### Task instructions
Your task is to write out the lines from the line containing "Read out every word on this page." through the last line of the material, exactly.
###
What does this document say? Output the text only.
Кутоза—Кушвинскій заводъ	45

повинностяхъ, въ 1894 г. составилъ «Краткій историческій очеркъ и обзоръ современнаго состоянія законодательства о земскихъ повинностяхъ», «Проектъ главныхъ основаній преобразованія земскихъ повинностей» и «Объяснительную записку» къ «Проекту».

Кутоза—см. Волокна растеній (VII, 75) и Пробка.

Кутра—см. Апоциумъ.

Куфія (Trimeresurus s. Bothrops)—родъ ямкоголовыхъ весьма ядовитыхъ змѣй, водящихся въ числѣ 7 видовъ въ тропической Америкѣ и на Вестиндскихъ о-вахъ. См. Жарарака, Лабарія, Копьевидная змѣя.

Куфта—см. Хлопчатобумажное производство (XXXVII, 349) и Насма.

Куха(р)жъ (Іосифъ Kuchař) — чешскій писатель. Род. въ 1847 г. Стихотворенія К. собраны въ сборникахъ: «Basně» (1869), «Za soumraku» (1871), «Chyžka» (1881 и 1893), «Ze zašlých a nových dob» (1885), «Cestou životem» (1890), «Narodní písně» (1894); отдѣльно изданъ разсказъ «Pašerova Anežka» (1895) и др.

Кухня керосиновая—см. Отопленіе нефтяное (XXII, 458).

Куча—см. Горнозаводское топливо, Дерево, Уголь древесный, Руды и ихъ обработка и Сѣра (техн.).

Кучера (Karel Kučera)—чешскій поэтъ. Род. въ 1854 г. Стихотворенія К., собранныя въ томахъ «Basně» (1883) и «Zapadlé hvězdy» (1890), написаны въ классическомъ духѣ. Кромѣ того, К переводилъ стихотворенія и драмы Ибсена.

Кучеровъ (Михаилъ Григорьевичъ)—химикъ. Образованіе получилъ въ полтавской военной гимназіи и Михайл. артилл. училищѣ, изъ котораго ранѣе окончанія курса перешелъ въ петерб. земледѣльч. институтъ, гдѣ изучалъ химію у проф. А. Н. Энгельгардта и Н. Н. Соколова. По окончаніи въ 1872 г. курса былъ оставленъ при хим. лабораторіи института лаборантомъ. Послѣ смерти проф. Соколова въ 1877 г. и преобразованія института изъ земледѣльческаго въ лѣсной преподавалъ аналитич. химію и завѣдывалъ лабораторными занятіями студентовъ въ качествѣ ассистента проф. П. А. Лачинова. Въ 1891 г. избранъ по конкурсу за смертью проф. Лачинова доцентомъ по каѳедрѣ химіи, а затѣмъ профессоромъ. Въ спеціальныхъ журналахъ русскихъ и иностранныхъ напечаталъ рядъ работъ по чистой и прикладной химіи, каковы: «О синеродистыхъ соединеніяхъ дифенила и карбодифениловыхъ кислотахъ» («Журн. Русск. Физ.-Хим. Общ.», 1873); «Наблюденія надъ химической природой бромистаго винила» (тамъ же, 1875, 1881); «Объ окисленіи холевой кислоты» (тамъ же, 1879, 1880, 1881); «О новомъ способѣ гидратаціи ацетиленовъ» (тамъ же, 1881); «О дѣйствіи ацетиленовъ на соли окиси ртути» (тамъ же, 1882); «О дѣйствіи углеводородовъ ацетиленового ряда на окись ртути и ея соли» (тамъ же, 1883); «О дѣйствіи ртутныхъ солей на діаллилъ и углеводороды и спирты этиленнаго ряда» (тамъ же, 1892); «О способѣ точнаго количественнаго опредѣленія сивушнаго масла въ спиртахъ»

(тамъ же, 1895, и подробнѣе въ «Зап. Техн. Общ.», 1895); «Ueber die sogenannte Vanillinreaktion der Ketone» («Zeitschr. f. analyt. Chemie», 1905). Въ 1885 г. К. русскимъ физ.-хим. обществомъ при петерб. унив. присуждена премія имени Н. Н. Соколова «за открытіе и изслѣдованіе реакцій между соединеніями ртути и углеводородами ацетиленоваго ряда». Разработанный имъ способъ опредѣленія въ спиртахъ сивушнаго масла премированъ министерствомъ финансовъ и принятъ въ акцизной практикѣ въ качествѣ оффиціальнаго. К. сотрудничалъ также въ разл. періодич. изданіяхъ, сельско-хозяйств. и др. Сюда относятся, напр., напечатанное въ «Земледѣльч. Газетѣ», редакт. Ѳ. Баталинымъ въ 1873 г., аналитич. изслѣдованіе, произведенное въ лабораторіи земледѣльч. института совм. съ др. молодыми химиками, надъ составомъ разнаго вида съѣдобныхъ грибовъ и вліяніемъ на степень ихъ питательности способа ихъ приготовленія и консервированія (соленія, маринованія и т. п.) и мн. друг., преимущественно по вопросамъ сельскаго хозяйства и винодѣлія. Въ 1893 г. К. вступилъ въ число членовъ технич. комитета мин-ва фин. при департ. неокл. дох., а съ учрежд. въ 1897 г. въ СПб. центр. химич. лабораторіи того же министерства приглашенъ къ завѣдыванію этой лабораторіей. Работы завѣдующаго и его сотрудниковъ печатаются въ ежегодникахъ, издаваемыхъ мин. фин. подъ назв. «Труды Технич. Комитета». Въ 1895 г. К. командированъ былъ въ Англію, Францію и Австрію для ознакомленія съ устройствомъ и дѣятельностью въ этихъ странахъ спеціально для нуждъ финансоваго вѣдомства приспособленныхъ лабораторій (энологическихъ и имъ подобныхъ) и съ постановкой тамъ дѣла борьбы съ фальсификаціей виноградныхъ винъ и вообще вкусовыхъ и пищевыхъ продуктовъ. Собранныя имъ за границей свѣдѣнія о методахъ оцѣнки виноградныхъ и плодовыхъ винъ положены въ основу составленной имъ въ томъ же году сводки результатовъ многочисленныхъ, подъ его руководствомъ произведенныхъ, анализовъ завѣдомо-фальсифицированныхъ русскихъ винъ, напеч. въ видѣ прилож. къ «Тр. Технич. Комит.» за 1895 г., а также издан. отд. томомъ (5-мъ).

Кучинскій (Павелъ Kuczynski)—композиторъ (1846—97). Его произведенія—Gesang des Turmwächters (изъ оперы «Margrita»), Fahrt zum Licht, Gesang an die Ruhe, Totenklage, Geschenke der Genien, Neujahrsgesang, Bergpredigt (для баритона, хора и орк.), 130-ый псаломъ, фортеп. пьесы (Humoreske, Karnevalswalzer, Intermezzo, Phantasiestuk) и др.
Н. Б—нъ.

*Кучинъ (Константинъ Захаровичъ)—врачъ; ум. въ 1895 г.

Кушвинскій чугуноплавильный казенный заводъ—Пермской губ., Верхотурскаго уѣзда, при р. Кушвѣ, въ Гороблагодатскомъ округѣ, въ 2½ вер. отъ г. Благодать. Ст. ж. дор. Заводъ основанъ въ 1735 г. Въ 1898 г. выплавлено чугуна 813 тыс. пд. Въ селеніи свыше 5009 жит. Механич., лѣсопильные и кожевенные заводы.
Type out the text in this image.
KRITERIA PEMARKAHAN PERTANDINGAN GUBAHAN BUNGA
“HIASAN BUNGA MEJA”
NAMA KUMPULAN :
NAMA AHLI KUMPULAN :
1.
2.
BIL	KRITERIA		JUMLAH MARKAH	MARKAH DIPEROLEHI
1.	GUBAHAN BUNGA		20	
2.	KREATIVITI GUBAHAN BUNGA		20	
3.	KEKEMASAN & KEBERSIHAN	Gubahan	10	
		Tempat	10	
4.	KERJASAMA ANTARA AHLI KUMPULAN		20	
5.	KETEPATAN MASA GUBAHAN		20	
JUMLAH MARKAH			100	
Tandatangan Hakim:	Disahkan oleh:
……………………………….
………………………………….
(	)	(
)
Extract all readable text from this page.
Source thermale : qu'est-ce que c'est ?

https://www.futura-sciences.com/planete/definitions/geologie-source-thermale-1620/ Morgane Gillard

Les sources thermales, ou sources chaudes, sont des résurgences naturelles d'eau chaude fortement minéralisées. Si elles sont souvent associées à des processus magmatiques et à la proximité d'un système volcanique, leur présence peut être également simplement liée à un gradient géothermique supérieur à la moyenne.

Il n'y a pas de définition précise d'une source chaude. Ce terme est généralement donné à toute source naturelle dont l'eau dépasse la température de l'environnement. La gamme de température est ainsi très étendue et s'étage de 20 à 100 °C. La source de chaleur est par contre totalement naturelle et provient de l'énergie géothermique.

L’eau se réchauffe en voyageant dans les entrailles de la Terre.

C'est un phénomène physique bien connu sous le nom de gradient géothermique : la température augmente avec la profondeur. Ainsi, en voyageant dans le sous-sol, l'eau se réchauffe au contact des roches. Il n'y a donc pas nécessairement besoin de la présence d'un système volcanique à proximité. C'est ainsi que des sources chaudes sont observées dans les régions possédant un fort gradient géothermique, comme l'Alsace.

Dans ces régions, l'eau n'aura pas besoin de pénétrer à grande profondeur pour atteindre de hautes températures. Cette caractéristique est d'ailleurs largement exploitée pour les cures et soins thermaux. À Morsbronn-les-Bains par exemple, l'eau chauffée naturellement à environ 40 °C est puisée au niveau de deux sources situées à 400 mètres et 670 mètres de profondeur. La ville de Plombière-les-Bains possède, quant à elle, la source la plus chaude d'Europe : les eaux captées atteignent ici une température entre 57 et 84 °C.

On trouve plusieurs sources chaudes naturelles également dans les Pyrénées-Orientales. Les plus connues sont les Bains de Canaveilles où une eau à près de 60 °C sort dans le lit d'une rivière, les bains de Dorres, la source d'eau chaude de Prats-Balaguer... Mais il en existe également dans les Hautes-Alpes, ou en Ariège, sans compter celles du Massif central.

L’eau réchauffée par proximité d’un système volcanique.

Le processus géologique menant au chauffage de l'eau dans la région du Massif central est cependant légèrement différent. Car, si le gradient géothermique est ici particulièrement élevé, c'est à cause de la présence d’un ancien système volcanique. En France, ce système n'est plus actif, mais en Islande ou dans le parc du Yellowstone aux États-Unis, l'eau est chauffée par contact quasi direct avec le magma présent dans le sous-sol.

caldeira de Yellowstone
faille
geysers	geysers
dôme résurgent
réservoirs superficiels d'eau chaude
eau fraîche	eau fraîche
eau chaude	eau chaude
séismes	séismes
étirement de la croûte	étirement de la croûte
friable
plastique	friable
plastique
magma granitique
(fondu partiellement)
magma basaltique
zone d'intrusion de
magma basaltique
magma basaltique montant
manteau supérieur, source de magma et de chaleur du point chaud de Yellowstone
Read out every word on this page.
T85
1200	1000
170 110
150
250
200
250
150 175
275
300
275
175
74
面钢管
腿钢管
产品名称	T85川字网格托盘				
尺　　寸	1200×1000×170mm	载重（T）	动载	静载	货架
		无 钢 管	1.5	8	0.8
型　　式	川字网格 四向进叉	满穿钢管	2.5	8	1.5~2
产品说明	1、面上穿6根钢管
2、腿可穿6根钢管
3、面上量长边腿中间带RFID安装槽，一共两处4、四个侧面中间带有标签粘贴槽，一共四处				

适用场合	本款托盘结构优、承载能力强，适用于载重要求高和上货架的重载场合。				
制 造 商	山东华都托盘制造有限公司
###
### Exercise result
Read out every word on this page.
T85
1200	1000
170 110
150
250
200
250
150 175
275
300
275
175
74
面钢管
腿钢管
产品名称	T85川字网格托盘				
尺　　寸	1200×1000×170mm	载重（T）	动载	静载	货架
		无 钢 管	1.5	8	0.8
型　　式	川字网格 四向进叉	满穿钢管	2.5	8	1.5~2
产品说明	1、面上穿6根钢管
2、腿可穿6根钢管
3、面上量长边腿中间带RFID安装槽，一共两处4、四个侧面中间带有标签粘贴槽，一共四处				

适用场合	本款托盘结构优、承载能力强，适用于载重要求高和上货架的重载场合。				
制 造 商	山东华都托盘制造有限公司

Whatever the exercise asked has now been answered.